- **STATED GOAL**
Write the records out again exactly, leaving no images in.

- **DATA ROWS**
___
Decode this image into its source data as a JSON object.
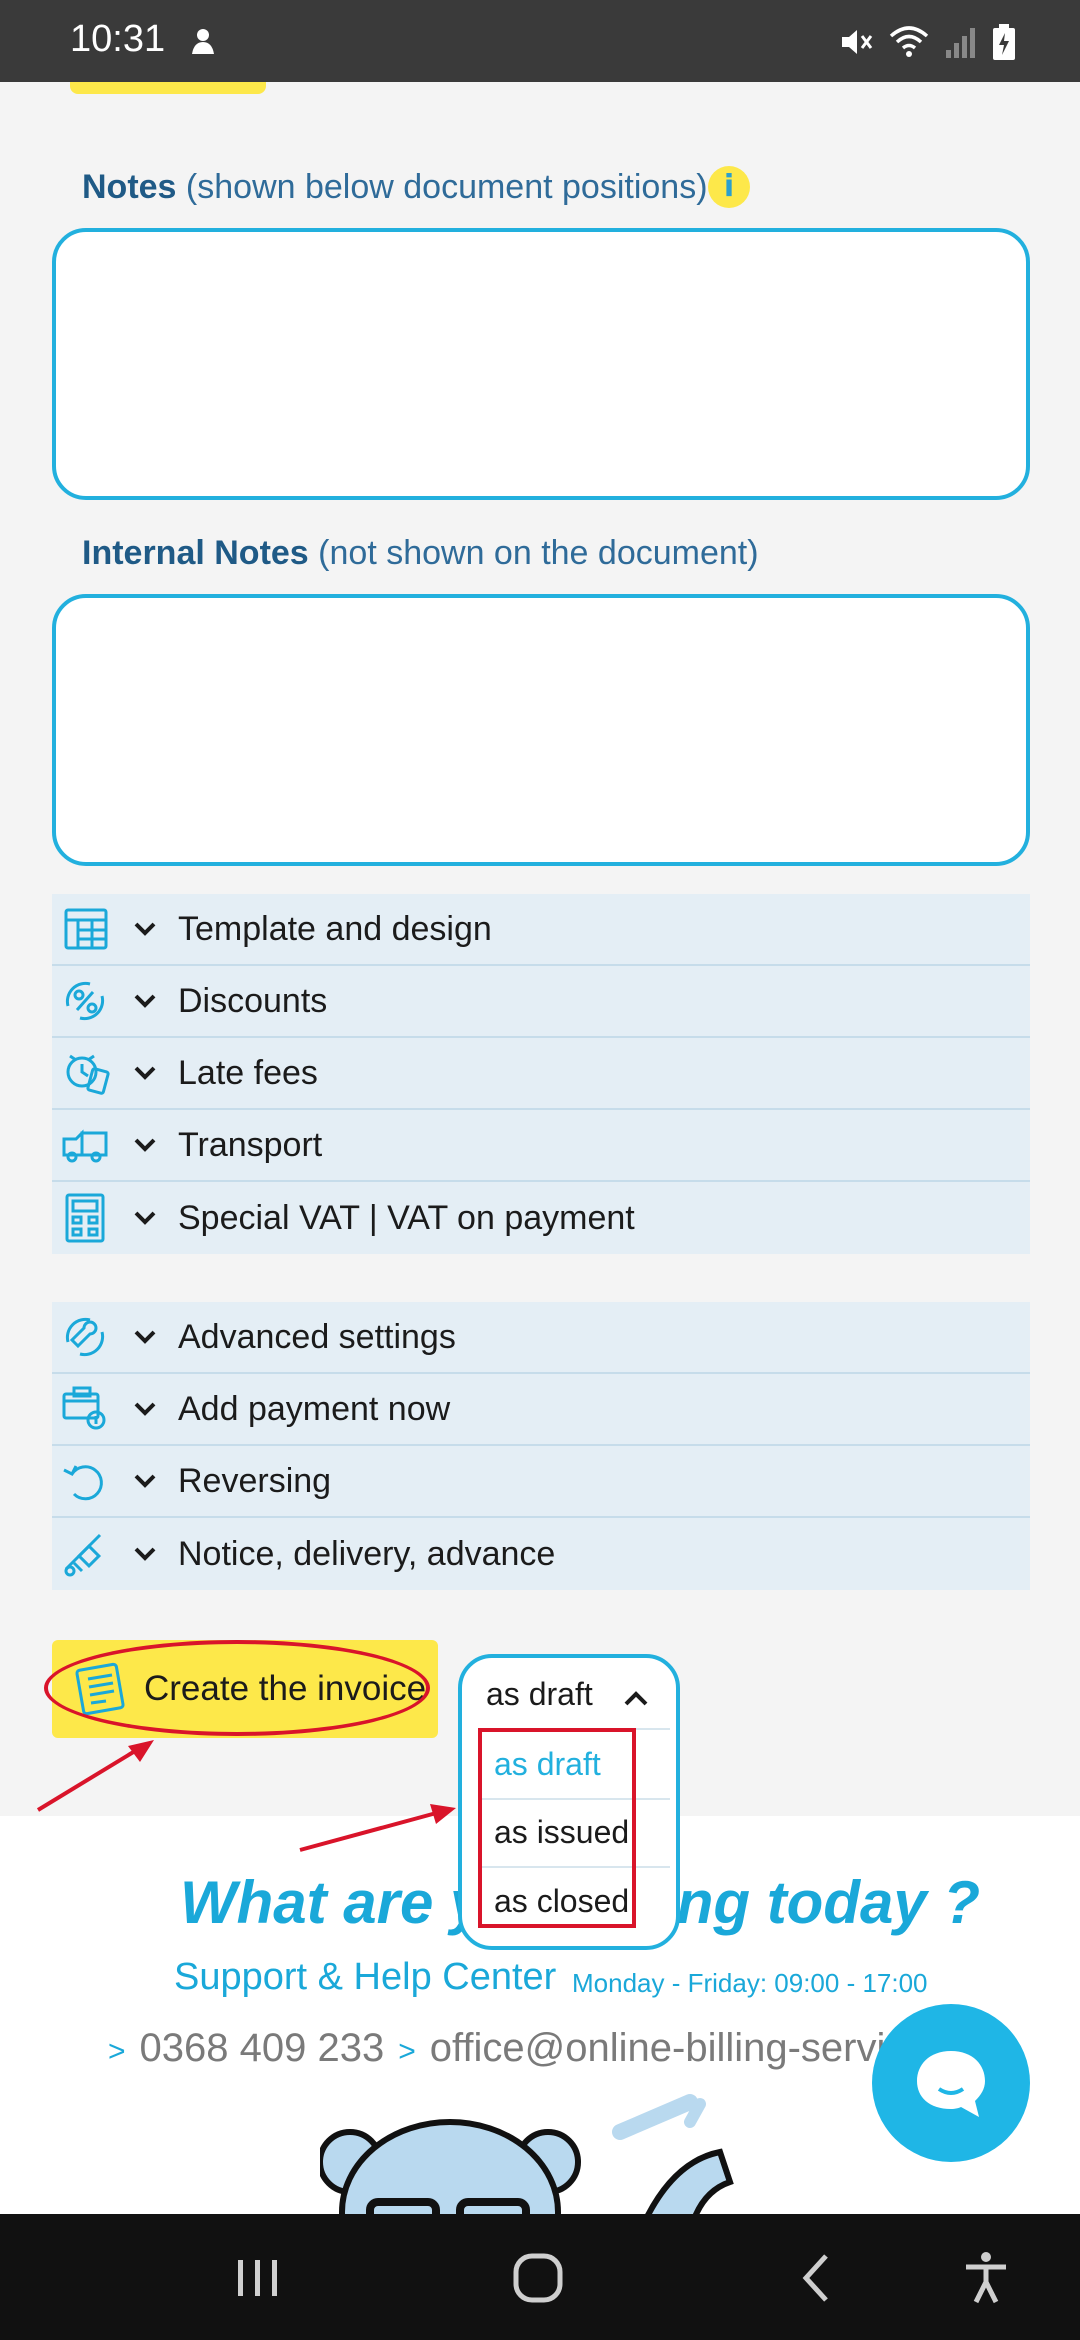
{
  "status_bar": {
    "time": "10:31"
  },
  "notes": {
    "label_bold": "Notes",
    "label_hint": "(shown below document positions)",
    "info_glyph": "i",
    "value": ""
  },
  "internal_notes": {
    "label_bold": "Internal Notes",
    "label_hint": "(not shown on the document)",
    "value": ""
  },
  "accordion_group_1": [
    {
      "label": "Template and design",
      "icon": "template-grid-icon"
    },
    {
      "label": "Discounts",
      "icon": "discount-percent-icon"
    },
    {
      "label": "Late fees",
      "icon": "late-fee-clock-icon"
    },
    {
      "label": "Transport",
      "icon": "truck-icon"
    },
    {
      "label": "Special VAT | VAT on payment",
      "icon": "calculator-icon"
    }
  ],
  "accordion_group_2": [
    {
      "label": "Advanced settings",
      "icon": "wrench-icon"
    },
    {
      "label": "Add payment now",
      "icon": "payment-card-icon"
    },
    {
      "label": "Reversing",
      "icon": "reverse-arrow-icon"
    },
    {
      "label": "Notice, delivery, advance",
      "icon": "hand-truck-icon"
    }
  ],
  "create_button": {
    "label": "Create the invoice"
  },
  "status_select": {
    "current": "as draft",
    "options": [
      "as draft",
      "as issued",
      "as closed"
    ],
    "selected_index": 0
  },
  "footer": {
    "heading": "What are you billing today ?",
    "support": "Support & Help Center",
    "hours": "Monday - Friday: 09:00 - 17:00",
    "phone": "0368 409 233",
    "email": "office@online-billing-service.com"
  },
  "colors": {
    "accent_blue": "#22b0de",
    "yellow": "#fde84a",
    "annotation_red": "#d9142a",
    "label_blue": "#1f5a86"
  }
}
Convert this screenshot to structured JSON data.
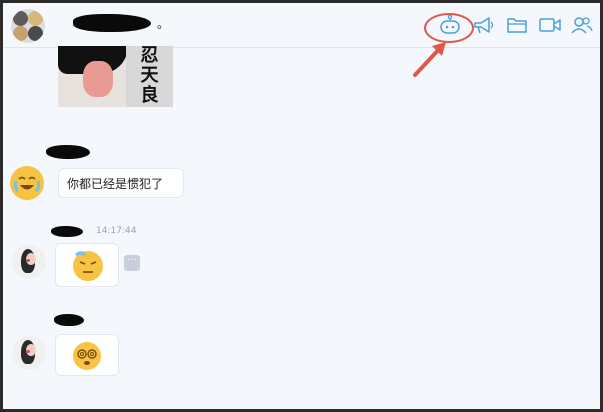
{
  "header": {
    "group_name_suffix": "。",
    "icons": [
      "robot-icon",
      "megaphone-icon",
      "folder-icon",
      "video-call-icon",
      "members-icon"
    ]
  },
  "messages": [
    {
      "type": "image",
      "sticker_text": "忍\n天\n良"
    },
    {
      "type": "text",
      "text": "你都已经是惯犯了",
      "avatar": "crying-laughing-emoji-avatar"
    },
    {
      "type": "emoji",
      "timestamp": "14:17:44",
      "emoji": "sweating-emoji",
      "more_label": "···"
    },
    {
      "type": "emoji",
      "emoji": "dizzy-emoji"
    }
  ],
  "annotation": {
    "color": "#e2574c",
    "target": "robot-icon"
  },
  "colors": {
    "icon_blue": "#4a9fd8",
    "background": "#f4f7fc"
  }
}
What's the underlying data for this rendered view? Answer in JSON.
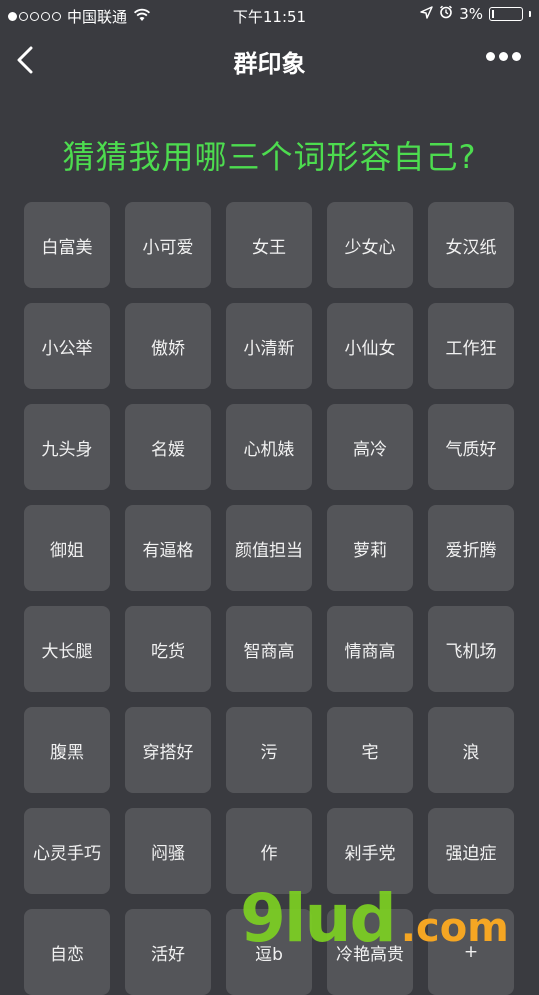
{
  "status_bar": {
    "carrier": "中国联通",
    "time": "下午11:51",
    "battery": "3%",
    "signal_bars_filled": 1,
    "signal_bars_total": 5
  },
  "nav": {
    "title": "群印象",
    "back_icon": "chevron-left-icon",
    "more_icon": "more-dots-icon"
  },
  "question": "猜猜我用哪三个词形容自己?",
  "tags": [
    "白富美",
    "小可爱",
    "女王",
    "少女心",
    "女汉纸",
    "小公举",
    "傲娇",
    "小清新",
    "小仙女",
    "工作狂",
    "九头身",
    "名媛",
    "心机婊",
    "高冷",
    "气质好",
    "御姐",
    "有逼格",
    "颜值担当",
    "萝莉",
    "爱折腾",
    "大长腿",
    "吃货",
    "智商高",
    "情商高",
    "飞机场",
    "腹黑",
    "穿搭好",
    "污",
    "宅",
    "浪",
    "心灵手巧",
    "闷骚",
    "作",
    "剁手党",
    "强迫症",
    "自恋",
    "活好",
    "逗b",
    "冷艳高贵",
    "+"
  ],
  "watermark": {
    "main": "9lud",
    "tld": ".com"
  },
  "colors": {
    "background": "#3a3b40",
    "tile": "#545559",
    "question": "#4ddc4f",
    "watermark_green": "#7ed321",
    "watermark_orange": "#f5a623"
  }
}
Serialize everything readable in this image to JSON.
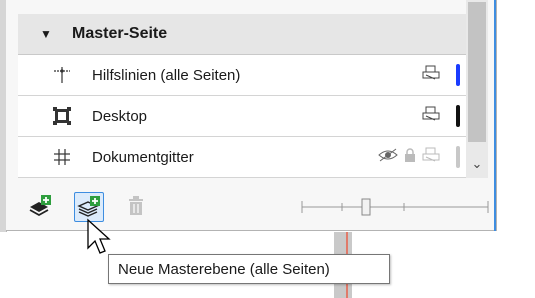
{
  "panel": {
    "group": {
      "toggle": "▼",
      "name": "Master-Seite"
    },
    "layers": [
      {
        "name": "Hilfslinien (alle Seiten)",
        "icon": "guidelines-icon",
        "visible": false,
        "locked": false,
        "printable": true,
        "color": "#1a3cff"
      },
      {
        "name": "Desktop",
        "icon": "desktop-icon",
        "visible": false,
        "locked": false,
        "printable": true,
        "color": "#111111"
      },
      {
        "name": "Dokumentgitter",
        "icon": "grid-icon",
        "visible": true,
        "locked": true,
        "printable": true,
        "color": "#c8c8c8"
      }
    ],
    "scroll_down": "⌄"
  },
  "toolbar": {
    "buttons": [
      {
        "name": "new-layer-button",
        "icon": "new-layer-icon"
      },
      {
        "name": "new-master-layer-all-pages-button",
        "icon": "new-master-layer-icon",
        "active": true
      },
      {
        "name": "delete-layer-button",
        "icon": "trash-icon",
        "disabled": true
      }
    ]
  },
  "tooltip": {
    "text": "Neue Masterebene (alle Seiten)"
  },
  "colors": {
    "accent": "#3d8de0",
    "guideline_layer": "#1a3cff",
    "desktop_layer": "#111111",
    "grid_layer": "#c8c8c8"
  }
}
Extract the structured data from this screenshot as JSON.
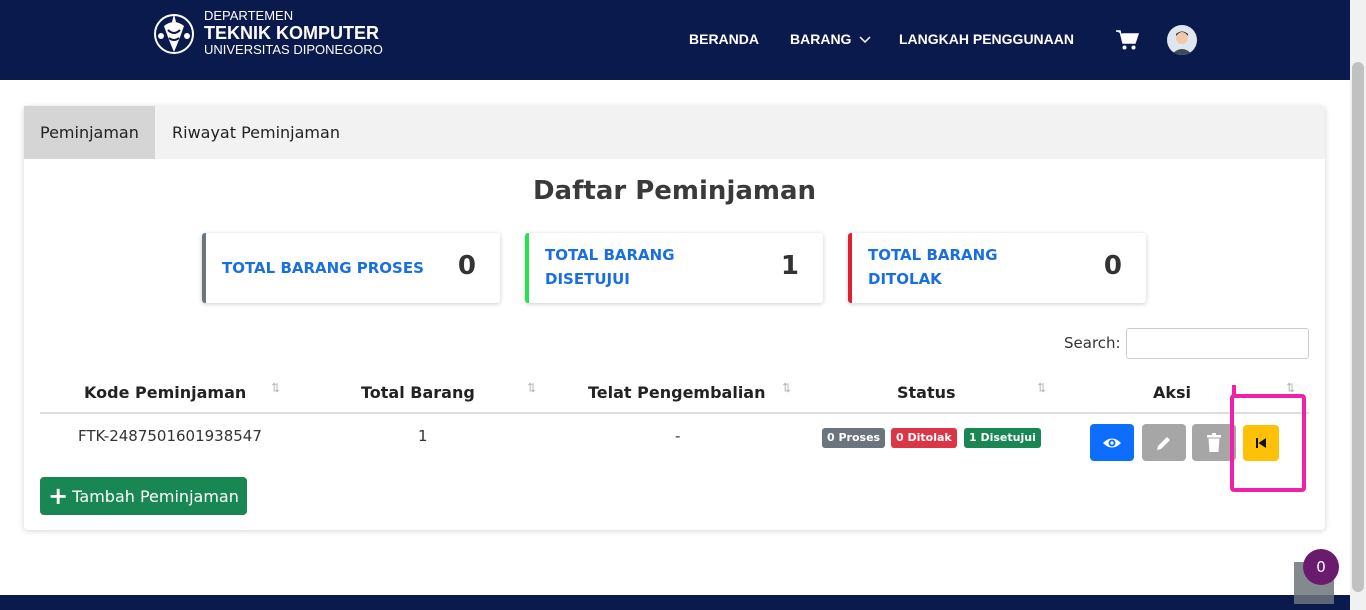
{
  "header": {
    "brand_line1": "DEPARTEMEN",
    "brand_line2": "TEKNIK KOMPUTER",
    "brand_line3": "UNIVERSITAS DIPONEGORO",
    "nav": [
      "BERANDA",
      "BARANG",
      "LANGKAH PENGGUNAAN"
    ],
    "icons": [
      "logo-icon",
      "chevron-down-icon",
      "cart-icon",
      "avatar"
    ]
  },
  "tabs": [
    "Peminjaman",
    "Riwayat Peminjaman"
  ],
  "title": "Daftar Peminjaman",
  "stats": [
    {
      "label_line1": "TOTAL BARANG PROSES",
      "label_line2": "",
      "value": "0",
      "color": "#6c757d"
    },
    {
      "label_line1": "TOTAL BARANG",
      "label_line2": "DISETUJUI",
      "value": "1",
      "color": "#28e050"
    },
    {
      "label_line1": "TOTAL BARANG",
      "label_line2": "DITOLAK",
      "value": "0",
      "color": "#e0202e"
    }
  ],
  "search": {
    "label": "Search:",
    "placeholder": ""
  },
  "table": {
    "headers": [
      "Kode Peminjaman",
      "Total Barang",
      "Telat Pengembalian",
      "Status",
      "Aksi"
    ],
    "sort_icon": "⭡⭣",
    "rows": [
      {
        "kode": "FTK-2487501601938547",
        "total": "1",
        "telat": "-",
        "badges": [
          "0 Proses",
          "0 Ditolak",
          "1 Disetujui"
        ]
      }
    ]
  },
  "actions": [
    "eye-icon",
    "pencil-icon",
    "trash-icon",
    "return-icon"
  ],
  "add_button": {
    "label": "Tambah Peminjaman",
    "icon": "+"
  },
  "notification_count": "0",
  "colors": {
    "navbar": "#0b1a4d",
    "primary": "#0d6efd",
    "success": "#198754",
    "danger": "#dc3545",
    "secondary": "#6c757d",
    "warning": "#ffc107",
    "highlight": "#f020a8"
  }
}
___
- **TASK RESPONSE**
Decode this image into its source data as a JSON object.
{
  "status_bar": {
    "time": "10:31"
  },
  "notes": {
    "label_bold": "Notes",
    "label_hint": "(shown below document positions)",
    "info_glyph": "i",
    "value": ""
  },
  "internal_notes": {
    "label_bold": "Internal Notes",
    "label_hint": "(not shown on the document)",
    "value": ""
  },
  "accordion_group_1": [
    {
      "label": "Template and design",
      "icon": "template-grid-icon"
    },
    {
      "label": "Discounts",
      "icon": "discount-percent-icon"
    },
    {
      "label": "Late fees",
      "icon": "late-fee-clock-icon"
    },
    {
      "label": "Transport",
      "icon": "truck-icon"
    },
    {
      "label": "Special VAT | VAT on payment",
      "icon": "calculator-icon"
    }
  ],
  "accordion_group_2": [
    {
      "label": "Advanced settings",
      "icon": "wrench-icon"
    },
    {
      "label": "Add payment now",
      "icon": "payment-card-icon"
    },
    {
      "label": "Reversing",
      "icon": "reverse-arrow-icon"
    },
    {
      "label": "Notice, delivery, advance",
      "icon": "hand-truck-icon"
    }
  ],
  "create_button": {
    "label": "Create the invoice"
  },
  "status_select": {
    "current": "as draft",
    "options": [
      "as draft",
      "as issued",
      "as closed"
    ],
    "selected_index": 0
  },
  "footer": {
    "heading": "What are you billing today ?",
    "support": "Support & Help Center",
    "hours": "Monday - Friday: 09:00 - 17:00",
    "phone": "0368 409 233",
    "email": "office@online-billing-service.com"
  },
  "colors": {
    "accent_blue": "#22b0de",
    "yellow": "#fde84a",
    "annotation_red": "#d9142a",
    "label_blue": "#1f5a86"
  }
}
Convert this screenshot to structured JSON data.
{
  "header": {
    "group_name_suffix": "。",
    "icons": [
      "robot-icon",
      "megaphone-icon",
      "folder-icon",
      "video-call-icon",
      "members-icon"
    ]
  },
  "messages": [
    {
      "type": "image",
      "sticker_text": "忍\n天\n良"
    },
    {
      "type": "text",
      "text": "你都已经是惯犯了",
      "avatar": "crying-laughing-emoji-avatar"
    },
    {
      "type": "emoji",
      "timestamp": "14:17:44",
      "emoji": "sweating-emoji",
      "more_label": "···"
    },
    {
      "type": "emoji",
      "emoji": "dizzy-emoji"
    }
  ],
  "annotation": {
    "color": "#e2574c",
    "target": "robot-icon"
  },
  "colors": {
    "icon_blue": "#4a9fd8",
    "background": "#f4f7fc"
  }
}
What's the underlying data for this rendered view? Answer in JSON.
{
  "status_bar": {
    "carrier": "中国联通",
    "time": "下午11:51",
    "battery": "3%",
    "signal_bars_filled": 1,
    "signal_bars_total": 5
  },
  "nav": {
    "title": "群印象",
    "back_icon": "chevron-left-icon",
    "more_icon": "more-dots-icon"
  },
  "question": "猜猜我用哪三个词形容自己?",
  "tags": [
    "白富美",
    "小可爱",
    "女王",
    "少女心",
    "女汉纸",
    "小公举",
    "傲娇",
    "小清新",
    "小仙女",
    "工作狂",
    "九头身",
    "名媛",
    "心机婊",
    "高冷",
    "气质好",
    "御姐",
    "有逼格",
    "颜值担当",
    "萝莉",
    "爱折腾",
    "大长腿",
    "吃货",
    "智商高",
    "情商高",
    "飞机场",
    "腹黑",
    "穿搭好",
    "污",
    "宅",
    "浪",
    "心灵手巧",
    "闷骚",
    "作",
    "剁手党",
    "强迫症",
    "自恋",
    "活好",
    "逗b",
    "冷艳高贵",
    "+"
  ],
  "watermark": {
    "main": "9lud",
    "tld": ".com"
  },
  "colors": {
    "background": "#3a3b40",
    "tile": "#545559",
    "question": "#4ddc4f",
    "watermark_green": "#7ed321",
    "watermark_orange": "#f5a623"
  }
}
Serialize everything readable in this image to JSON.
{
  "panel": {
    "group": {
      "toggle": "▼",
      "name": "Master-Seite"
    },
    "layers": [
      {
        "name": "Hilfslinien (alle Seiten)",
        "icon": "guidelines-icon",
        "visible": false,
        "locked": false,
        "printable": true,
        "color": "#1a3cff"
      },
      {
        "name": "Desktop",
        "icon": "desktop-icon",
        "visible": false,
        "locked": false,
        "printable": true,
        "color": "#111111"
      },
      {
        "name": "Dokumentgitter",
        "icon": "grid-icon",
        "visible": true,
        "locked": true,
        "printable": true,
        "color": "#c8c8c8"
      }
    ],
    "scroll_down": "⌄"
  },
  "toolbar": {
    "buttons": [
      {
        "name": "new-layer-button",
        "icon": "new-layer-icon"
      },
      {
        "name": "new-master-layer-all-pages-button",
        "icon": "new-master-layer-icon",
        "active": true
      },
      {
        "name": "delete-layer-button",
        "icon": "trash-icon",
        "disabled": true
      }
    ]
  },
  "tooltip": {
    "text": "Neue Masterebene (alle Seiten)"
  },
  "colors": {
    "accent": "#3d8de0",
    "guideline_layer": "#1a3cff",
    "desktop_layer": "#111111",
    "grid_layer": "#c8c8c8"
  }
}
Extract the structured data from this screenshot as JSON.
{
  "header": {
    "brand_line1": "DEPARTEMEN",
    "brand_line2": "TEKNIK KOMPUTER",
    "brand_line3": "UNIVERSITAS DIPONEGORO",
    "nav": [
      "BERANDA",
      "BARANG",
      "LANGKAH PENGGUNAAN"
    ],
    "icons": [
      "logo-icon",
      "chevron-down-icon",
      "cart-icon",
      "avatar"
    ]
  },
  "tabs": [
    "Peminjaman",
    "Riwayat Peminjaman"
  ],
  "title": "Daftar Peminjaman",
  "stats": [
    {
      "label_line1": "TOTAL BARANG PROSES",
      "label_line2": "",
      "value": "0",
      "color": "#6c757d"
    },
    {
      "label_line1": "TOTAL BARANG",
      "label_line2": "DISETUJUI",
      "value": "1",
      "color": "#28e050"
    },
    {
      "label_line1": "TOTAL BARANG",
      "label_line2": "DITOLAK",
      "value": "0",
      "color": "#e0202e"
    }
  ],
  "search": {
    "label": "Search:",
    "placeholder": ""
  },
  "table": {
    "headers": [
      "Kode Peminjaman",
      "Total Barang",
      "Telat Pengembalian",
      "Status",
      "Aksi"
    ],
    "sort_icon": "⭡⭣",
    "rows": [
      {
        "kode": "FTK-2487501601938547",
        "total": "1",
        "telat": "-",
        "badges": [
          "0 Proses",
          "0 Ditolak",
          "1 Disetujui"
        ]
      }
    ]
  },
  "actions": [
    "eye-icon",
    "pencil-icon",
    "trash-icon",
    "return-icon"
  ],
  "add_button": {
    "label": "Tambah Peminjaman",
    "icon": "+"
  },
  "notification_count": "0",
  "colors": {
    "navbar": "#0b1a4d",
    "primary": "#0d6efd",
    "success": "#198754",
    "danger": "#dc3545",
    "secondary": "#6c757d",
    "warning": "#ffc107",
    "highlight": "#f020a8"
  }
}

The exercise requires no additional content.